> [Short problem] Repeat each line word for word.
── Supplied material
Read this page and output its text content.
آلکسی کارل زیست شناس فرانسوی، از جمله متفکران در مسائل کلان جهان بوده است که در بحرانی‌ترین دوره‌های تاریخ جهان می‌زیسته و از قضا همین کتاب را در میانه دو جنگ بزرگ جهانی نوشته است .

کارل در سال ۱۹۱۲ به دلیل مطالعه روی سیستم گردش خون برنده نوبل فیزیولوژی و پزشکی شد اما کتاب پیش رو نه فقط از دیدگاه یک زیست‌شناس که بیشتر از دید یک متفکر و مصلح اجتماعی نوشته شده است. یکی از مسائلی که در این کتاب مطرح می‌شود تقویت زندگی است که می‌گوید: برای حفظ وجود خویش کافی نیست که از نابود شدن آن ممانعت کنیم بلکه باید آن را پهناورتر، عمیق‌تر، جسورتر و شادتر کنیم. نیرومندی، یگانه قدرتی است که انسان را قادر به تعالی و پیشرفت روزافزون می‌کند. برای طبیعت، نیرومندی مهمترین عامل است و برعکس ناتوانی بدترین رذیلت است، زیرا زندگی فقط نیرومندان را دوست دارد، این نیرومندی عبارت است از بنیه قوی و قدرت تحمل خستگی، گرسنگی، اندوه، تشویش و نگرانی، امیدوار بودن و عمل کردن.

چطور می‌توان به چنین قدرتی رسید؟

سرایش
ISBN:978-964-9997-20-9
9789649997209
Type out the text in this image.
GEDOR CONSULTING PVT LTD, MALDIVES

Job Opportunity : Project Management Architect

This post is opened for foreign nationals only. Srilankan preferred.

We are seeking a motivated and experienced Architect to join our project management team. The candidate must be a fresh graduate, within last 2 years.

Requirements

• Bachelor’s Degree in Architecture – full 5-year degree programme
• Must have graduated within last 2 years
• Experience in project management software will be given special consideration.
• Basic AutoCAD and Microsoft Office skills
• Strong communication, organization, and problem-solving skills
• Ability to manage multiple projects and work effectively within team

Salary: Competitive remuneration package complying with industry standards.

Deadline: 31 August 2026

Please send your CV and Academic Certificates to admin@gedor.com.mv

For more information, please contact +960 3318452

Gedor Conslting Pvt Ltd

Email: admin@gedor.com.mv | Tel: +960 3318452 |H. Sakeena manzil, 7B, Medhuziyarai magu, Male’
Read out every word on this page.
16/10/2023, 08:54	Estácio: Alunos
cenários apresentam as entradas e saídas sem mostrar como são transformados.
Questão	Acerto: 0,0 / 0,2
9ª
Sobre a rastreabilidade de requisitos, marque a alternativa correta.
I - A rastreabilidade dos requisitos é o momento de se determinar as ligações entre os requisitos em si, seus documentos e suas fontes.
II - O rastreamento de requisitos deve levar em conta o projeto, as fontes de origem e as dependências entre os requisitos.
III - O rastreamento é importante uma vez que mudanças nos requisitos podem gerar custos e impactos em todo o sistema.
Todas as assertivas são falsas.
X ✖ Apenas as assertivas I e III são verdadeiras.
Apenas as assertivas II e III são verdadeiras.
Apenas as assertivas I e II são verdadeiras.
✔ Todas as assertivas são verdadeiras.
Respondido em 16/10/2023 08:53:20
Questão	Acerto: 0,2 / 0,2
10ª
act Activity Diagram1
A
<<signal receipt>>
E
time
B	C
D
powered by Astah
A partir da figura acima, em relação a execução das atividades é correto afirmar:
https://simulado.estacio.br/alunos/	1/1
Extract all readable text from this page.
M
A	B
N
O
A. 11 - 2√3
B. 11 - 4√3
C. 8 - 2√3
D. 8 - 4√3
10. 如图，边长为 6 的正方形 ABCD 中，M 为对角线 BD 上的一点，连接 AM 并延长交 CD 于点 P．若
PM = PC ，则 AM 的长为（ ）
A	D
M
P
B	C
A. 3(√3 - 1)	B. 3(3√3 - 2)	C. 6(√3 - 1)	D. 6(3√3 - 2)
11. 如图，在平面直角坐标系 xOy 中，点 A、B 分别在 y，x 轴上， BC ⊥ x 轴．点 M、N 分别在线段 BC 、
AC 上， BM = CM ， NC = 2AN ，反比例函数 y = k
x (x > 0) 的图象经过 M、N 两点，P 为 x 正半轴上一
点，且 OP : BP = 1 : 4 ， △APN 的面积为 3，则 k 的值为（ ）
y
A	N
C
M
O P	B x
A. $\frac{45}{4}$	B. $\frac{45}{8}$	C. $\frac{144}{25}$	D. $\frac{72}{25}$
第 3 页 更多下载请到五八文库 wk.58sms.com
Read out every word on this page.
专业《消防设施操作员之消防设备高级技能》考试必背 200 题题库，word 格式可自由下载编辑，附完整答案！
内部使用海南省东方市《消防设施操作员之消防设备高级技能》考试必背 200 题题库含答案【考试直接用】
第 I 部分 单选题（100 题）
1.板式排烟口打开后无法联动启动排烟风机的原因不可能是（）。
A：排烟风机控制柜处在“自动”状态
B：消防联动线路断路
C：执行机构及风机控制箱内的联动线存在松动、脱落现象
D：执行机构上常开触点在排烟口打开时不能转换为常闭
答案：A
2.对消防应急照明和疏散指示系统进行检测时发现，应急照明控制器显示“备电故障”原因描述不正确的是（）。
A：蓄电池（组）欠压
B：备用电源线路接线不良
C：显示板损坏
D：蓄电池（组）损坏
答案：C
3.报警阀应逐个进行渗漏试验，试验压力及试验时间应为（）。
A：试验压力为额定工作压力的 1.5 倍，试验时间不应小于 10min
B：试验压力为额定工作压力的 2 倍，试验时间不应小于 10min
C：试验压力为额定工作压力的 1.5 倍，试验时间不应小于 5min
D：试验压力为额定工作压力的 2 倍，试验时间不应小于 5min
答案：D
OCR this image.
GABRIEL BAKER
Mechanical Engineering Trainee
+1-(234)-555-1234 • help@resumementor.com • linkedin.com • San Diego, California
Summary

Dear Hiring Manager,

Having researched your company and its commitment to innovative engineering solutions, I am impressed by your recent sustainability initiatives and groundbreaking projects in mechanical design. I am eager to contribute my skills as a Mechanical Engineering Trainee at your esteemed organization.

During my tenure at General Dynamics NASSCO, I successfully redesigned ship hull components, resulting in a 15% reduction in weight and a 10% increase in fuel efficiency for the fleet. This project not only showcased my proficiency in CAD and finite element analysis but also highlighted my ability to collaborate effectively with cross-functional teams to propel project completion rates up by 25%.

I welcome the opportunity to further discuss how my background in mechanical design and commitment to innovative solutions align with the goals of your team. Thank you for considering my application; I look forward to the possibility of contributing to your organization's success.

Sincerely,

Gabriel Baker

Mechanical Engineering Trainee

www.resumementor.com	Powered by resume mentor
────
> [Task answer]
Read this page and output its text content.
آلکسی کارل زیست شناس فرانسوی، از جمله متفکران در مسائل کلان جهان بوده است که در بحرانی‌ترین دوره‌های تاریخ جهان می‌زیسته و از قضا همین کتاب را در میانه دو جنگ بزرگ جهانی نوشته است .

کارل در سال ۱۹۱۲ به دلیل مطالعه روی سیستم گردش خون برنده نوبل فیزیولوژی و پزشکی شد اما کتاب پیش رو نه فقط از دیدگاه یک زیست‌شناس که بیشتر از دید یک متفکر و مصلح اجتماعی نوشته شده است. یکی از مسائلی که در این کتاب مطرح می‌شود تقویت زندگی است که می‌گوید: برای حفظ وجود خویش کافی نیست که از نابود شدن آن ممانعت کنیم بلکه باید آن را پهناورتر، عمیق‌تر، جسورتر و شادتر کنیم. نیرومندی، یگانه قدرتی است که انسان را قادر به تعالی و پیشرفت روزافزون می‌کند. برای طبیعت، نیرومندی مهمترین عامل است و برعکس ناتوانی بدترین رذیلت است، زیرا زندگی فقط نیرومندان را دوست دارد، این نیرومندی عبارت است از بنیه قوی و قدرت تحمل خستگی، گرسنگی، اندوه، تشویش و نگرانی، امیدوار بودن و عمل کردن.

چطور می‌توان به چنین قدرتی رسید؟

سرایش
ISBN:978-964-9997-20-9
9789649997209
Type out the text in this image.
GEDOR CONSULTING PVT LTD, MALDIVES

Job Opportunity : Project Management Architect

This post is opened for foreign nationals only. Srilankan preferred.

We are seeking a motivated and experienced Architect to join our project management team. The candidate must be a fresh graduate, within last 2 years.

Requirements

• Bachelor’s Degree in Architecture – full 5-year degree programme
• Must have graduated within last 2 years
• Experience in project management software will be given special consideration.
• Basic AutoCAD and Microsoft Office skills
• Strong communication, organization, and problem-solving skills
• Ability to manage multiple projects and work effectively within team

Salary: Competitive remuneration package complying with industry standards.

Deadline: 31 August 2026

Please send your CV and Academic Certificates to admin@gedor.com.mv

For more information, please contact +960 3318452

Gedor Conslting Pvt Ltd

Email: admin@gedor.com.mv | Tel: +960 3318452 |H. Sakeena manzil, 7B, Medhuziyarai magu, Male’
Read out every word on this page.
16/10/2023, 08:54	Estácio: Alunos
cenários apresentam as entradas e saídas sem mostrar como são transformados.
Questão	Acerto: 0,0 / 0,2
9ª
Sobre a rastreabilidade de requisitos, marque a alternativa correta.
I - A rastreabilidade dos requisitos é o momento de se determinar as ligações entre os requisitos em si, seus documentos e suas fontes.
II - O rastreamento de requisitos deve levar em conta o projeto, as fontes de origem e as dependências entre os requisitos.
III - O rastreamento é importante uma vez que mudanças nos requisitos podem gerar custos e impactos em todo o sistema.
Todas as assertivas são falsas.
X ✖ Apenas as assertivas I e III são verdadeiras.
Apenas as assertivas II e III são verdadeiras.
Apenas as assertivas I e II são verdadeiras.
✔ Todas as assertivas são verdadeiras.
Respondido em 16/10/2023 08:53:20
Questão	Acerto: 0,2 / 0,2
10ª
act Activity Diagram1
A
<<signal receipt>>
E
time
B	C
D
powered by Astah
A partir da figura acima, em relação a execução das atividades é correto afirmar:
https://simulado.estacio.br/alunos/	1/1
Extract all readable text from this page.
M
A	B
N
O
A. 11 - 2√3
B. 11 - 4√3
C. 8 - 2√3
D. 8 - 4√3
10. 如图，边长为 6 的正方形 ABCD 中，M 为对角线 BD 上的一点，连接 AM 并延长交 CD 于点 P．若
PM = PC ，则 AM 的长为（ ）
A	D
M
P
B	C
A. 3(√3 - 1)	B. 3(3√3 - 2)	C. 6(√3 - 1)	D. 6(3√3 - 2)
11. 如图，在平面直角坐标系 xOy 中，点 A、B 分别在 y，x 轴上， BC ⊥ x 轴．点 M、N 分别在线段 BC 、
AC 上， BM = CM ， NC = 2AN ，反比例函数 y = k
x (x > 0) 的图象经过 M、N 两点，P 为 x 正半轴上一
点，且 OP : BP = 1 : 4 ， △APN 的面积为 3，则 k 的值为（ ）
y
A	N
C
M
O P	B x
A. $\frac{45}{4}$	B. $\frac{45}{8}$	C. $\frac{144}{25}$	D. $\frac{72}{25}$
第 3 页 更多下载请到五八文库 wk.58sms.com
Read out every word on this page.
专业《消防设施操作员之消防设备高级技能》考试必背 200 题题库，word 格式可自由下载编辑，附完整答案！
内部使用海南省东方市《消防设施操作员之消防设备高级技能》考试必背 200 题题库含答案【考试直接用】
第 I 部分 单选题（100 题）
1.板式排烟口打开后无法联动启动排烟风机的原因不可能是（）。
A：排烟风机控制柜处在“自动”状态
B：消防联动线路断路
C：执行机构及风机控制箱内的联动线存在松动、脱落现象
D：执行机构上常开触点在排烟口打开时不能转换为常闭
答案：A
2.对消防应急照明和疏散指示系统进行检测时发现，应急照明控制器显示“备电故障”原因描述不正确的是（）。
A：蓄电池（组）欠压
B：备用电源线路接线不良
C：显示板损坏
D：蓄电池（组）损坏
答案：C
3.报警阀应逐个进行渗漏试验，试验压力及试验时间应为（）。
A：试验压力为额定工作压力的 1.5 倍，试验时间不应小于 10min
B：试验压力为额定工作压力的 2 倍，试验时间不应小于 10min
C：试验压力为额定工作压力的 1.5 倍，试验时间不应小于 5min
D：试验压力为额定工作压力的 2 倍，试验时间不应小于 5min
答案：D
OCR this image.
GABRIEL BAKER
Mechanical Engineering Trainee
+1-(234)-555-1234 • help@resumementor.com • linkedin.com • San Diego, California
Summary

Dear Hiring Manager,

Having researched your company and its commitment to innovative engineering solutions, I am impressed by your recent sustainability initiatives and groundbreaking projects in mechanical design. I am eager to contribute my skills as a Mechanical Engineering Trainee at your esteemed organization.

During my tenure at General Dynamics NASSCO, I successfully redesigned ship hull components, resulting in a 15% reduction in weight and a 10% increase in fuel efficiency for the fleet. This project not only showcased my proficiency in CAD and finite element analysis but also highlighted my ability to collaborate effectively with cross-functional teams to propel project completion rates up by 25%.

I welcome the opportunity to further discuss how my background in mechanical design and commitment to innovative solutions align with the goals of your team. Thank you for considering my application; I look forward to the possibility of contributing to your organization's success.

Sincerely,

Gabriel Baker

Mechanical Engineering Trainee

www.resumementor.com	Powered by resume mentor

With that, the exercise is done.